● Exercise objective
Scan the entries below for the word "positivo". Copy each line that has it.

* BEGIN Data lines *

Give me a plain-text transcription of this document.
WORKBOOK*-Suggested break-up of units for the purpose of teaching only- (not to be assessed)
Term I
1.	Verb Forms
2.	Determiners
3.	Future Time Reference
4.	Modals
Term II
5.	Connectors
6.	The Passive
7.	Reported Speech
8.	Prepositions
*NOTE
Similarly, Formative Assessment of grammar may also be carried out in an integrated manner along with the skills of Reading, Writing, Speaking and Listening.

* END Data lines *
* BEGIN Data lines *

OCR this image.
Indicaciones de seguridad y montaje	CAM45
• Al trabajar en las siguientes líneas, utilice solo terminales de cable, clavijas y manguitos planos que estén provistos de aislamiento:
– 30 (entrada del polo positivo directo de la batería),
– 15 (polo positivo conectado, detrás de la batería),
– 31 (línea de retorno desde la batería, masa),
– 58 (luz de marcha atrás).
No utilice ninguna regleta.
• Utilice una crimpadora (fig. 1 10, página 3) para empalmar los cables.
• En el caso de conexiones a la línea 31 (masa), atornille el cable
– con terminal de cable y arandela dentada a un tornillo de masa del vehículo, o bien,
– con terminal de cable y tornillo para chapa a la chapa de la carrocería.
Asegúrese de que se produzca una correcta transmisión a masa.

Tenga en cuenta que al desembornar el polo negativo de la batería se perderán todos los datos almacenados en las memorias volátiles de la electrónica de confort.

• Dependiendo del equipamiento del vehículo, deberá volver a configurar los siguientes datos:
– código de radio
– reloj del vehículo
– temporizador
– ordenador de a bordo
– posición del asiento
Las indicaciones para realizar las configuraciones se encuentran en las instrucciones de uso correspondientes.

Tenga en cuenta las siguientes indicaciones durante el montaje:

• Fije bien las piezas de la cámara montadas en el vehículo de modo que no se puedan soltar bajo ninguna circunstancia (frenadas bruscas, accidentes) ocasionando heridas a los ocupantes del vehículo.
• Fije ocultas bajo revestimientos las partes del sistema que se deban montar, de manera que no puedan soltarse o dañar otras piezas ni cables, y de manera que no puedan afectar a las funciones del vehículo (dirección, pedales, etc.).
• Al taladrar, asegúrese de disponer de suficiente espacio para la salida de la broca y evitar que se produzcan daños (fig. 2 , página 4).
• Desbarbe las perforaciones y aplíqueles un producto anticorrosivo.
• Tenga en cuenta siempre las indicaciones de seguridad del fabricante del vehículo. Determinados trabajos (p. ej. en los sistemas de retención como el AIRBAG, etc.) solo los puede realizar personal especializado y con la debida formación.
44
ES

* END Data lines *

● Solution
– 30 (entrada del polo positivo directo de la batería),
– 15 (polo positivo conectado, detrás de la batería),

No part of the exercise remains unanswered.